PROBLEM TO SOLVE: Reproduce every line of the records with "ebit-bar" changed to "operating-margin-bar" wherever it appears, keeping everything else the same. Leave the pictures out of your answer.

_ _ _ _ _

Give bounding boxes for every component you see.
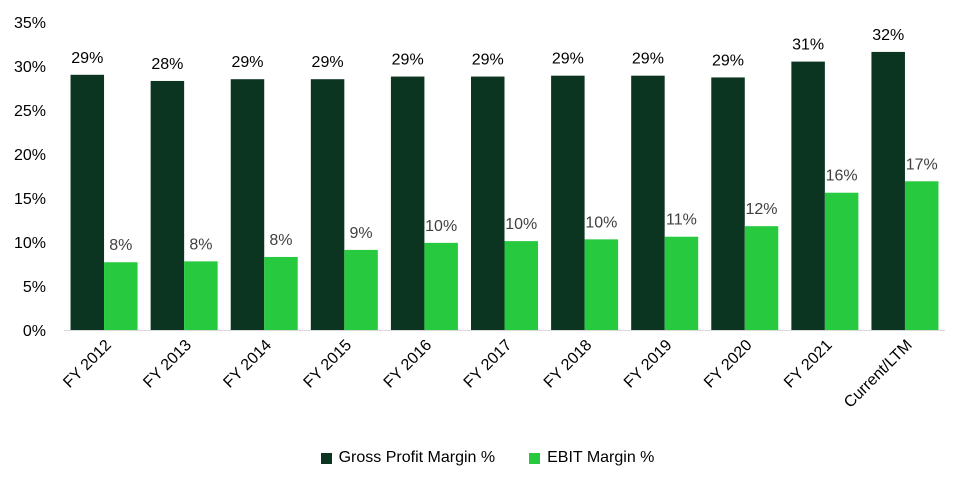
gross-profit-bar	[871, 51, 905, 331]
gross-profit-data-label: 29%	[71, 50, 103, 67]
y-tick-label: 35%	[14, 15, 46, 32]
ebit-bar	[904, 181, 939, 330]
ebit-bar	[504, 241, 538, 330]
y-tick-label: 0%	[23, 323, 46, 340]
legend: Gross Profit Margin % EBIT Margin %	[0, 449, 975, 467]
y-tick-label: 10%	[14, 235, 46, 252]
ebit-bar	[264, 256, 298, 330]
y-tick-label: 15%	[14, 191, 46, 208]
gross-profit-data-label: 29%	[312, 54, 344, 71]
ebit-bar	[184, 261, 218, 330]
gross-profit-data-label: 29%	[712, 52, 744, 69]
ebit-data-label: 11%	[666, 212, 697, 229]
gross-profit-bar	[471, 76, 505, 330]
ebit-data-label: 9%	[350, 225, 373, 242]
gross-profit-bar	[310, 79, 345, 330]
x-tick-label: FY 2015	[301, 337, 356, 392]
x-tick-label: FY 2019	[621, 337, 676, 392]
ebit-bar	[424, 242, 458, 330]
ebit-data-label: 16%	[826, 168, 858, 185]
gross-profit-data-label: 29%	[552, 51, 584, 68]
gross-profit-data-label: 31%	[792, 37, 824, 54]
legend-swatch-gross-profit	[320, 452, 332, 464]
y-tick-label: 30%	[14, 59, 46, 76]
ebit-data-label: 17%	[906, 156, 938, 173]
x-axis: FY 2012 FY 2013 FY 2014 FY 2015 FY 2016 FY 20…	[60, 337, 915, 412]
x-tick-label: FY 2021	[781, 337, 836, 392]
gross-profit-data-label: 32%	[872, 27, 904, 44]
ebit-data-label: 10%	[425, 218, 457, 235]
gross-profit-bar	[551, 75, 585, 331]
y-axis: 0% 5% 10% 15% 20% 25% 30% 35%	[14, 15, 46, 340]
x-tick-label: FY 2016	[381, 337, 436, 392]
ebit-data-label: 12%	[746, 201, 778, 218]
gross-profit-data-label: 29%	[392, 52, 424, 69]
x-tick-label: Current/LTM	[841, 337, 916, 412]
legend-label-ebit: EBIT Margin %	[547, 449, 655, 466]
ebit-data-label: 8%	[189, 236, 212, 253]
x-tick-label: FY 2018	[541, 337, 596, 392]
ebit-data-label: 8%	[269, 232, 292, 249]
gross-profit-bar	[631, 75, 665, 331]
ebit-bar	[744, 226, 779, 330]
legend-item-ebit: EBIT Margin %	[529, 449, 654, 467]
gross-profit-bar	[70, 74, 105, 330]
ebit-data-label: 8%	[109, 237, 132, 254]
legend-label-gross-profit: Gross Profit Margin %	[338, 449, 496, 466]
y-tick-label: 20%	[14, 147, 46, 164]
gross-profit-data-label: 29%	[231, 54, 263, 71]
gross-profit-bar	[150, 80, 185, 331]
data-labels: 29% 28% 29% 29% 29% 29% 29% 29% 29% 31% 32% 8% 8% 8% 9…	[71, 27, 937, 254]
ebit-data-label: 10%	[505, 216, 537, 233]
bars	[70, 51, 939, 331]
x-tick-label: FY 2020	[701, 337, 756, 392]
ebit-bar	[824, 192, 859, 330]
ebit-bar	[664, 236, 699, 330]
gross-profit-data-label: 28%	[151, 56, 183, 73]
gross-profit-data-label: 29%	[472, 52, 504, 69]
x-tick-label: FY 2014	[220, 337, 275, 392]
gross-profit-bar	[230, 79, 265, 330]
ebit-bar	[344, 249, 378, 330]
x-tick-label: FY 2012	[60, 337, 115, 392]
gross-profit-bar	[390, 76, 425, 330]
gross-profit-bar	[791, 61, 825, 330]
x-tick-label: FY 2013	[140, 337, 195, 392]
y-tick-label: 25%	[14, 103, 46, 120]
y-tick-label: 5%	[23, 279, 46, 296]
legend-item-gross-profit: Gross Profit Margin %	[320, 449, 496, 467]
ebit-bar	[104, 262, 138, 330]
gross-profit-bar	[711, 77, 745, 330]
ebit-bar	[584, 239, 619, 330]
gross-profit-data-label: 29%	[632, 51, 664, 68]
ebit-data-label: 10%	[585, 214, 617, 231]
legend-swatch-ebit	[529, 452, 541, 464]
x-tick-label: FY 2017	[461, 337, 516, 392]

_ _ _ _ _

TASK SOLUTION:
Give bounding boxes for every component you see.
gross-profit-bar	[871, 51, 905, 331]
gross-profit-data-label: 29%	[71, 50, 103, 67]
y-tick-label: 35%	[14, 15, 46, 32]
operating-margin-bar	[904, 181, 939, 330]
operating-margin-bar	[504, 241, 538, 330]
y-tick-label: 0%	[23, 323, 46, 340]
legend: Gross Profit Margin % EBIT Margin %	[0, 449, 975, 467]
y-tick-label: 10%	[14, 235, 46, 252]
operating-margin-bar	[264, 256, 298, 330]
y-tick-label: 15%	[14, 191, 46, 208]
gross-profit-data-label: 29%	[312, 54, 344, 71]
operating-margin-bar	[184, 261, 218, 330]
gross-profit-data-label: 29%	[712, 52, 744, 69]
ebit-data-label: 11%	[666, 212, 697, 229]
gross-profit-bar	[471, 76, 505, 330]
ebit-data-label: 9%	[350, 225, 373, 242]
gross-profit-bar	[310, 79, 345, 330]
x-tick-label: FY 2015	[301, 337, 356, 392]
x-tick-label: FY 2019	[621, 337, 676, 392]
operating-margin-bar	[424, 242, 458, 330]
ebit-data-label: 16%	[826, 168, 858, 185]
gross-profit-data-label: 29%	[552, 51, 584, 68]
gross-profit-data-label: 31%	[792, 37, 824, 54]
legend-swatch-gross-profit	[320, 452, 332, 464]
y-tick-label: 30%	[14, 59, 46, 76]
ebit-data-label: 17%	[906, 156, 938, 173]
x-axis: FY 2012 FY 2013 FY 2014 FY 2015 FY 2016 FY 20…	[60, 337, 915, 412]
x-tick-label: FY 2021	[781, 337, 836, 392]
gross-profit-data-label: 32%	[872, 27, 904, 44]
ebit-data-label: 10%	[425, 218, 457, 235]
gross-profit-bar	[551, 75, 585, 331]
y-axis: 0% 5% 10% 15% 20% 25% 30% 35%	[14, 15, 46, 340]
x-tick-label: FY 2016	[381, 337, 436, 392]
ebit-data-label: 12%	[746, 201, 778, 218]
gross-profit-data-label: 29%	[392, 52, 424, 69]
x-tick-label: Current/LTM	[841, 337, 916, 412]
legend-label-ebit: EBIT Margin %	[547, 449, 655, 466]
ebit-data-label: 8%	[189, 236, 212, 253]
x-tick-label: FY 2018	[541, 337, 596, 392]
ebit-data-label: 8%	[269, 232, 292, 249]
gross-profit-bar	[631, 75, 665, 331]
operating-margin-bar	[744, 226, 779, 330]
legend-item-ebit: EBIT Margin %	[529, 449, 654, 467]
gross-profit-bar	[70, 74, 105, 330]
ebit-data-label: 8%	[109, 237, 132, 254]
legend-label-gross-profit: Gross Profit Margin %	[338, 449, 496, 466]
y-tick-label: 20%	[14, 147, 46, 164]
gross-profit-data-label: 29%	[231, 54, 263, 71]
gross-profit-bar	[150, 80, 185, 331]
data-labels: 29% 28% 29% 29% 29% 29% 29% 29% 29% 31% 32% 8% 8% 8% 9…	[71, 27, 937, 254]
ebit-data-label: 10%	[505, 216, 537, 233]
bars	[70, 51, 939, 331]
x-tick-label: FY 2020	[701, 337, 756, 392]
operating-margin-bar	[824, 192, 859, 330]
operating-margin-bar	[664, 236, 699, 330]
gross-profit-data-label: 28%	[151, 56, 183, 73]
gross-profit-data-label: 29%	[472, 52, 504, 69]
x-tick-label: FY 2014	[220, 337, 275, 392]
gross-profit-bar	[230, 79, 265, 330]
operating-margin-bar	[344, 249, 378, 330]
x-tick-label: FY 2012	[60, 337, 115, 392]
gross-profit-bar	[390, 76, 425, 330]
gross-profit-bar	[791, 61, 825, 330]
x-tick-label: FY 2013	[140, 337, 195, 392]
y-tick-label: 25%	[14, 103, 46, 120]
y-tick-label: 5%	[23, 279, 46, 296]
legend-item-gross-profit: Gross Profit Margin %	[320, 449, 496, 467]
operating-margin-bar	[104, 262, 138, 330]
gross-profit-bar	[711, 77, 745, 330]
operating-margin-bar	[584, 239, 619, 330]
gross-profit-data-label: 29%	[632, 51, 664, 68]
ebit-data-label: 10%	[585, 214, 617, 231]
legend-swatch-ebit	[529, 452, 541, 464]
x-tick-label: FY 2017	[461, 337, 516, 392]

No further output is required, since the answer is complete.